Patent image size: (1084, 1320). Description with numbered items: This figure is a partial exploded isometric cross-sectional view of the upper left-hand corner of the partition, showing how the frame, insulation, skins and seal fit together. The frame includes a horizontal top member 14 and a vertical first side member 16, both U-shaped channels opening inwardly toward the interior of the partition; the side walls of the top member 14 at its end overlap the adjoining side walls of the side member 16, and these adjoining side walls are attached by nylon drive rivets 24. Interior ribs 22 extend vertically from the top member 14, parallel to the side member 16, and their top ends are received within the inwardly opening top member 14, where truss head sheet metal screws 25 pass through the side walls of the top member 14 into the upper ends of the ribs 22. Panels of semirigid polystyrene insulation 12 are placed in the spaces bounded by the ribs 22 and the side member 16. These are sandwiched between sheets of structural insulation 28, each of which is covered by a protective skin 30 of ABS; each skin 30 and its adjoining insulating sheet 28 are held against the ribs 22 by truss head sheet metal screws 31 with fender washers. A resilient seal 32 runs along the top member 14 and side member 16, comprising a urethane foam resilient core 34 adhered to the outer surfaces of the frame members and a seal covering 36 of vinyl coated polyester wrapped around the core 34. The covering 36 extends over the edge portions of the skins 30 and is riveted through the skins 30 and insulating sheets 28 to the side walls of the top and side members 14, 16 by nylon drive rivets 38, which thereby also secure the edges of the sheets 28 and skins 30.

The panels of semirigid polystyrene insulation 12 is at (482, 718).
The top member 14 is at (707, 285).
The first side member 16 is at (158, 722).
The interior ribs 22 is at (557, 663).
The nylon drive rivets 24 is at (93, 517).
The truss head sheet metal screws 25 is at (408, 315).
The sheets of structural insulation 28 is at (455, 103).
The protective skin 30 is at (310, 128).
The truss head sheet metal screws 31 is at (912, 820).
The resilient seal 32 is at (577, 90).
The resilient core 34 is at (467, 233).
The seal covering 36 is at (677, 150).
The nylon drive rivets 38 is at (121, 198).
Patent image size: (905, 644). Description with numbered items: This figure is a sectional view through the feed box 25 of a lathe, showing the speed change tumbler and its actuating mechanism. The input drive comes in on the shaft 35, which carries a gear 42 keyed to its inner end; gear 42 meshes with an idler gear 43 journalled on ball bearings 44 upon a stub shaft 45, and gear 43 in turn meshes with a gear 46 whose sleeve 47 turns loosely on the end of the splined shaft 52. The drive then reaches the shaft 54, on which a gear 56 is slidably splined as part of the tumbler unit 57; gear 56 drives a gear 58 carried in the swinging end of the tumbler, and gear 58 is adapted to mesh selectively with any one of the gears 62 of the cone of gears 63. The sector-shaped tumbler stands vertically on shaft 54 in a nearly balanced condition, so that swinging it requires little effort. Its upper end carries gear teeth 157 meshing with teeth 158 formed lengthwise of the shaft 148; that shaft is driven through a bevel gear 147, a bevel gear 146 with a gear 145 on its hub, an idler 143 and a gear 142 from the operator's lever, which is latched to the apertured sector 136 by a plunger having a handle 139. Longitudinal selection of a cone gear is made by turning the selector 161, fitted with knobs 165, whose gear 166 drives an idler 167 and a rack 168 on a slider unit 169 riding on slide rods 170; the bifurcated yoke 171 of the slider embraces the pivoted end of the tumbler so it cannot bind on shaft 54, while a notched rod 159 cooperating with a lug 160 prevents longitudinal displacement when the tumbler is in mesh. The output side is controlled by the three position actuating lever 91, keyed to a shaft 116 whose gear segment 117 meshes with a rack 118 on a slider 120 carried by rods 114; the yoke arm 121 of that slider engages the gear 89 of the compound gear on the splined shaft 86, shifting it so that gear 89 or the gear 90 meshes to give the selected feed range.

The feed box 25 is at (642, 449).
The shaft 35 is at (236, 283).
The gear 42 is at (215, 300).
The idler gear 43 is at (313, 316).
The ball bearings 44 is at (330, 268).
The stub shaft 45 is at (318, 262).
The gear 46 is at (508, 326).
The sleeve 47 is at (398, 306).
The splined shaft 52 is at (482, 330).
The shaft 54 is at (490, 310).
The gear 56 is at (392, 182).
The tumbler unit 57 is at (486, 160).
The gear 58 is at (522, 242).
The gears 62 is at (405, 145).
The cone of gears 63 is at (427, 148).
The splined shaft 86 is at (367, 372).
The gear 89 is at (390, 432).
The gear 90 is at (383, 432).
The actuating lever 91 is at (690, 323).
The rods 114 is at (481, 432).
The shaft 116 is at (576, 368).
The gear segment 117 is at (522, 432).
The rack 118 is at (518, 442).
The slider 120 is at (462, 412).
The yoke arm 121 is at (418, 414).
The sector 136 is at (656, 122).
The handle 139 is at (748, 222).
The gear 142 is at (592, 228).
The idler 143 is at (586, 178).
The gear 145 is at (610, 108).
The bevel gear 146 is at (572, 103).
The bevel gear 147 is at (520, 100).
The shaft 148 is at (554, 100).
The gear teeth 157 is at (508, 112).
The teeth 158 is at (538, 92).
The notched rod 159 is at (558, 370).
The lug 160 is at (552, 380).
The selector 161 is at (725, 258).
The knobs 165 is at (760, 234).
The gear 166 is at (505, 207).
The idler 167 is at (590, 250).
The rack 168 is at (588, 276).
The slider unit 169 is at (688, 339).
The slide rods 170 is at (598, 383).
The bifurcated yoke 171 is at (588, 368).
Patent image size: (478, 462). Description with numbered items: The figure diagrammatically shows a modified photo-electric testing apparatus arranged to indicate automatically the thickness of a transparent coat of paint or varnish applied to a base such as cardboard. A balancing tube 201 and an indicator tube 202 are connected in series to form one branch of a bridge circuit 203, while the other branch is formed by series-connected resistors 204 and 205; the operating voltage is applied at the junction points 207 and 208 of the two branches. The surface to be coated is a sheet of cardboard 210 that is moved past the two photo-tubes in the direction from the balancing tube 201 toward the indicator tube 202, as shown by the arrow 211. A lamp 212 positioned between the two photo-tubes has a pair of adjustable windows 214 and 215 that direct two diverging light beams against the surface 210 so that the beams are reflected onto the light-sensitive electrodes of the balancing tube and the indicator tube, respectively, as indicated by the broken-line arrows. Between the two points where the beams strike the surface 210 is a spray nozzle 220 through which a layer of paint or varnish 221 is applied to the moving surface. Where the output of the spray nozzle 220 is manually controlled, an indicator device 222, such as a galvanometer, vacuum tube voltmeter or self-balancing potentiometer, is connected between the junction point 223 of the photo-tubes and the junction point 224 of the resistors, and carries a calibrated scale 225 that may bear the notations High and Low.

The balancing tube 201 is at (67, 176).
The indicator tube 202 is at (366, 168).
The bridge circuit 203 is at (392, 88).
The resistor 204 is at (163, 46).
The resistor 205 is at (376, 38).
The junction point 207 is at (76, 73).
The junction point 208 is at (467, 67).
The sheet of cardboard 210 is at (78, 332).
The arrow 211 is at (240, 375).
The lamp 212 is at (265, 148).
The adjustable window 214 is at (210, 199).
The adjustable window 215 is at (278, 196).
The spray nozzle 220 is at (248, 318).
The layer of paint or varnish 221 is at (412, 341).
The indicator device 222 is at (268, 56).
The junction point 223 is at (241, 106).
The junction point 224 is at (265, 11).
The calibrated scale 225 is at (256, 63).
────────────────
→ WORK REQUIRED: Rewrite the listing above with every instance of "Patent image size" changed to "Drawing size", leaving all other text unchanged.

→ SOLUTION TO THIS PROBLEM:
Drawing size: (1084, 1320). Description with numbered items: This figure is a partial exploded isometric cross-sectional view of the upper left-hand corner of the partition, showing how the frame, insulation, skins and seal fit together. The frame includes a horizontal top member 14 and a vertical first side member 16, both U-shaped channels opening inwardly toward the interior of the partition; the side walls of the top member 14 at its end overlap the adjoining side walls of the side member 16, and these adjoining side walls are attached by nylon drive rivets 24. Interior ribs 22 extend vertically from the top member 14, parallel to the side member 16, and their top ends are received within the inwardly opening top member 14, where truss head sheet metal screws 25 pass through the side walls of the top member 14 into the upper ends of the ribs 22. Panels of semirigid polystyrene insulation 12 are placed in the spaces bounded by the ribs 22 and the side member 16. These are sandwiched between sheets of structural insulation 28, each of which is covered by a protective skin 30 of ABS; each skin 30 and its adjoining insulating sheet 28 are held against the ribs 22 by truss head sheet metal screws 31 with fender washers. A resilient seal 32 runs along the top member 14 and side member 16, comprising a urethane foam resilient core 34 adhered to the outer surfaces of the frame members and a seal covering 36 of vinyl coated polyester wrapped around the core 34. The covering 36 extends over the edge portions of the skins 30 and is riveted through the skins 30 and insulating sheets 28 to the side walls of the top and side members 14, 16 by nylon drive rivets 38, which thereby also secure the edges of the sheets 28 and skins 30.

The panels of semirigid polystyrene insulation 12 is at (482, 718).
The top member 14 is at (707, 285).
The first side member 16 is at (158, 722).
The interior ribs 22 is at (557, 663).
The nylon drive rivets 24 is at (93, 517).
The truss head sheet metal screws 25 is at (408, 315).
The sheets of structural insulation 28 is at (455, 103).
The protective skin 30 is at (310, 128).
The truss head sheet metal screws 31 is at (912, 820).
The resilient seal 32 is at (577, 90).
The resilient core 34 is at (467, 233).
The seal covering 36 is at (677, 150).
The nylon drive rivets 38 is at (121, 198).
Drawing size: (905, 644). Description with numbered items: This figure is a sectional view through the feed box 25 of a lathe, showing the speed change tumbler and its actuating mechanism. The input drive comes in on the shaft 35, which carries a gear 42 keyed to its inner end; gear 42 meshes with an idler gear 43 journalled on ball bearings 44 upon a stub shaft 45, and gear 43 in turn meshes with a gear 46 whose sleeve 47 turns loosely on the end of the splined shaft 52. The drive then reaches the shaft 54, on which a gear 56 is slidably splined as part of the tumbler unit 57; gear 56 drives a gear 58 carried in the swinging end of the tumbler, and gear 58 is adapted to mesh selectively with any one of the gears 62 of the cone of gears 63. The sector-shaped tumbler stands vertically on shaft 54 in a nearly balanced condition, so that swinging it requires little effort. Its upper end carries gear teeth 157 meshing with teeth 158 formed lengthwise of the shaft 148; that shaft is driven through a bevel gear 147, a bevel gear 146 with a gear 145 on its hub, an idler 143 and a gear 142 from the operator's lever, which is latched to the apertured sector 136 by a plunger having a handle 139. Longitudinal selection of a cone gear is made by turning the selector 161, fitted with knobs 165, whose gear 166 drives an idler 167 and a rack 168 on a slider unit 169 riding on slide rods 170; the bifurcated yoke 171 of the slider embraces the pivoted end of the tumbler so it cannot bind on shaft 54, while a notched rod 159 cooperating with a lug 160 prevents longitudinal displacement when the tumbler is in mesh. The output side is controlled by the three position actuating lever 91, keyed to a shaft 116 whose gear segment 117 meshes with a rack 118 on a slider 120 carried by rods 114; the yoke arm 121 of that slider engages the gear 89 of the compound gear on the splined shaft 86, shifting it so that gear 89 or the gear 90 meshes to give the selected feed range.

The feed box 25 is at (642, 449).
The shaft 35 is at (236, 283).
The gear 42 is at (215, 300).
The idler gear 43 is at (313, 316).
The ball bearings 44 is at (330, 268).
The stub shaft 45 is at (318, 262).
The gear 46 is at (508, 326).
The sleeve 47 is at (398, 306).
The splined shaft 52 is at (482, 330).
The shaft 54 is at (490, 310).
The gear 56 is at (392, 182).
The tumbler unit 57 is at (486, 160).
The gear 58 is at (522, 242).
The gears 62 is at (405, 145).
The cone of gears 63 is at (427, 148).
The splined shaft 86 is at (367, 372).
The gear 89 is at (390, 432).
The gear 90 is at (383, 432).
The actuating lever 91 is at (690, 323).
The rods 114 is at (481, 432).
The shaft 116 is at (576, 368).
The gear segment 117 is at (522, 432).
The rack 118 is at (518, 442).
The slider 120 is at (462, 412).
The yoke arm 121 is at (418, 414).
The sector 136 is at (656, 122).
The handle 139 is at (748, 222).
The gear 142 is at (592, 228).
The idler 143 is at (586, 178).
The gear 145 is at (610, 108).
The bevel gear 146 is at (572, 103).
The bevel gear 147 is at (520, 100).
The shaft 148 is at (554, 100).
The gear teeth 157 is at (508, 112).
The teeth 158 is at (538, 92).
The notched rod 159 is at (558, 370).
The lug 160 is at (552, 380).
The selector 161 is at (725, 258).
The knobs 165 is at (760, 234).
The gear 166 is at (505, 207).
The idler 167 is at (590, 250).
The rack 168 is at (588, 276).
The slider unit 169 is at (688, 339).
The slide rods 170 is at (598, 383).
The bifurcated yoke 171 is at (588, 368).
Drawing size: (478, 462). Description with numbered items: The figure diagrammatically shows a modified photo-electric testing apparatus arranged to indicate automatically the thickness of a transparent coat of paint or varnish applied to a base such as cardboard. A balancing tube 201 and an indicator tube 202 are connected in series to form one branch of a bridge circuit 203, while the other branch is formed by series-connected resistors 204 and 205; the operating voltage is applied at the junction points 207 and 208 of the two branches. The surface to be coated is a sheet of cardboard 210 that is moved past the two photo-tubes in the direction from the balancing tube 201 toward the indicator tube 202, as shown by the arrow 211. A lamp 212 positioned between the two photo-tubes has a pair of adjustable windows 214 and 215 that direct two diverging light beams against the surface 210 so that the beams are reflected onto the light-sensitive electrodes of the balancing tube and the indicator tube, respectively, as indicated by the broken-line arrows. Between the two points where the beams strike the surface 210 is a spray nozzle 220 through which a layer of paint or varnish 221 is applied to the moving surface. Where the output of the spray nozzle 220 is manually controlled, an indicator device 222, such as a galvanometer, vacuum tube voltmeter or self-balancing potentiometer, is connected between the junction point 223 of the photo-tubes and the junction point 224 of the resistors, and carries a calibrated scale 225 that may bear the notations High and Low.

The balancing tube 201 is at (67, 176).
The indicator tube 202 is at (366, 168).
The bridge circuit 203 is at (392, 88).
The resistor 204 is at (163, 46).
The resistor 205 is at (376, 38).
The junction point 207 is at (76, 73).
The junction point 208 is at (467, 67).
The sheet of cardboard 210 is at (78, 332).
The arrow 211 is at (240, 375).
The lamp 212 is at (265, 148).
The adjustable window 214 is at (210, 199).
The adjustable window 215 is at (278, 196).
The spray nozzle 220 is at (248, 318).
The layer of paint or varnish 221 is at (412, 341).
The indicator device 222 is at (268, 56).
The junction point 223 is at (241, 106).
The junction point 224 is at (265, 11).
The calibrated scale 225 is at (256, 63).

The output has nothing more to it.